─── Entries provided
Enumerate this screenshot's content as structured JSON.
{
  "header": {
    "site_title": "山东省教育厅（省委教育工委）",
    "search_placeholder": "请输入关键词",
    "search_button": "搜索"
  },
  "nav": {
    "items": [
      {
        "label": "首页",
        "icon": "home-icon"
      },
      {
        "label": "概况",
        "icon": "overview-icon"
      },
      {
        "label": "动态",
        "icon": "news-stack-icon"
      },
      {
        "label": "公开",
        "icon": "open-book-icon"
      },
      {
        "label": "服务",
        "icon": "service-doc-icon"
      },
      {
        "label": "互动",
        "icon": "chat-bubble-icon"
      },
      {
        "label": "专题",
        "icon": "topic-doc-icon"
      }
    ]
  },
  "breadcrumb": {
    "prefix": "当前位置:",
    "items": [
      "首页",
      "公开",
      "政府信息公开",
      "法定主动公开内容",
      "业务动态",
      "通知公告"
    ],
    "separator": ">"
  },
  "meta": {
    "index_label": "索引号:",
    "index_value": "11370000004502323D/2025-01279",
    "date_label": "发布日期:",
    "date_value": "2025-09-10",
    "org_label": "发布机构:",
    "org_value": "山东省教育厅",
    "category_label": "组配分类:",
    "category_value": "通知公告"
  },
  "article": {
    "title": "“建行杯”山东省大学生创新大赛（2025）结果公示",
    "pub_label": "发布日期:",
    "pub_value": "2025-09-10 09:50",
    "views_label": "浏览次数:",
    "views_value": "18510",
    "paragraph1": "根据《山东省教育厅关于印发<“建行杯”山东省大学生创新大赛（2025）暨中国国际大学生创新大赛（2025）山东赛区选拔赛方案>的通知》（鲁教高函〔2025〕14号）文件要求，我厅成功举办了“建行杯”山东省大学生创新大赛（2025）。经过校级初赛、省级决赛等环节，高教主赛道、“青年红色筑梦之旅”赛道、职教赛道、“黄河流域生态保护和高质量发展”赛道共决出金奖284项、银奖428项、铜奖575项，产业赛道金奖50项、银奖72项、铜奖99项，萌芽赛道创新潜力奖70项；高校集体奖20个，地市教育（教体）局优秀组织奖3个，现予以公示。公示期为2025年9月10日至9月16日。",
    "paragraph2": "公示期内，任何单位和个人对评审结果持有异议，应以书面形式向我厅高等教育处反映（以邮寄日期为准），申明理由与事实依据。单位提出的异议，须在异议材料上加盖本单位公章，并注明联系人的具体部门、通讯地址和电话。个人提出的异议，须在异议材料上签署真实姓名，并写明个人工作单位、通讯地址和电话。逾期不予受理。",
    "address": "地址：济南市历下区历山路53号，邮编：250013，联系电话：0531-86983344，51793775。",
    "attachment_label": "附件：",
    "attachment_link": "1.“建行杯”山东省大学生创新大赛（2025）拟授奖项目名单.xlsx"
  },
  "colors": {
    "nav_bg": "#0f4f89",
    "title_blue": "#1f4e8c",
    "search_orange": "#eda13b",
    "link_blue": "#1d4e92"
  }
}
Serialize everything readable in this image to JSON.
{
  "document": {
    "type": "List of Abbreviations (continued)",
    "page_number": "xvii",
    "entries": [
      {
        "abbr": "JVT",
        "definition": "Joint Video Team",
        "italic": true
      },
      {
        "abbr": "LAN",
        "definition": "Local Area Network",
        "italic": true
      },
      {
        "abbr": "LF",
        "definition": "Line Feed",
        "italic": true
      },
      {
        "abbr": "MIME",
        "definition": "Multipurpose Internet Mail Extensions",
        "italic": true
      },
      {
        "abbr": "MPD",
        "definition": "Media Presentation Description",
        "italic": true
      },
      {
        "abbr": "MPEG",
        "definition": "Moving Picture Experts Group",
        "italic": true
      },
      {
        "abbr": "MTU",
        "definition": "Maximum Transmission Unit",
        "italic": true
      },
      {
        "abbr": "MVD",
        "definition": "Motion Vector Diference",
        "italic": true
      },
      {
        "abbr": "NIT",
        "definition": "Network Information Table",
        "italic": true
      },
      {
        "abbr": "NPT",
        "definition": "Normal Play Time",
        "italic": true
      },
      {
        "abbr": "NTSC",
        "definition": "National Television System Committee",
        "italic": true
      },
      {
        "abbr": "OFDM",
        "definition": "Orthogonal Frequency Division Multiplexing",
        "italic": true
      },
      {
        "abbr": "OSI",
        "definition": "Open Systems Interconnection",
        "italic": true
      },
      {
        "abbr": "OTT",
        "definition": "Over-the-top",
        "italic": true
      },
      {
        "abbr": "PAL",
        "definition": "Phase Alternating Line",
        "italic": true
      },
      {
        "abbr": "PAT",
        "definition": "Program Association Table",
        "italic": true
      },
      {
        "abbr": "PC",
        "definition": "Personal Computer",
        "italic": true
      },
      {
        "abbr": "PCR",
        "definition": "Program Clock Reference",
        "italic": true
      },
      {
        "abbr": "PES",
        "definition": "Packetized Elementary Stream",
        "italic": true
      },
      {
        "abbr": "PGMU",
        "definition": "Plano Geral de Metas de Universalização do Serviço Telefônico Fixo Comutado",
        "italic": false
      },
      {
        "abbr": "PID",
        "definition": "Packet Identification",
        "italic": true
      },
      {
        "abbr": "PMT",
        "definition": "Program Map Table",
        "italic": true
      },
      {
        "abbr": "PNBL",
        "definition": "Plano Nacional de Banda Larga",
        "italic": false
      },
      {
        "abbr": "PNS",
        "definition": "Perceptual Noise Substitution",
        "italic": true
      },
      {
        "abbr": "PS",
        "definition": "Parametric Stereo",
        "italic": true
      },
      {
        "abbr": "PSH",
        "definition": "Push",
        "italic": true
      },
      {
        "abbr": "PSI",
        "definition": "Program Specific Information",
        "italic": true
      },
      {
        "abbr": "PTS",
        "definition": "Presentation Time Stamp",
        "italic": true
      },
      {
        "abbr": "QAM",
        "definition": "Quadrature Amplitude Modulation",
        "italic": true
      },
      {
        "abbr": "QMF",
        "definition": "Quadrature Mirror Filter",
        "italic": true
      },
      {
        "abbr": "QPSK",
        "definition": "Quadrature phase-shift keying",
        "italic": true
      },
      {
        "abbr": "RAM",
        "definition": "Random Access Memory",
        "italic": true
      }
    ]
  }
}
──────
• Your objective:
Check each line of the records above for the string "Network", and report every line that has it.

• Task solution:
        "definition": "Local Area Network",
        "definition": "Network Information Table",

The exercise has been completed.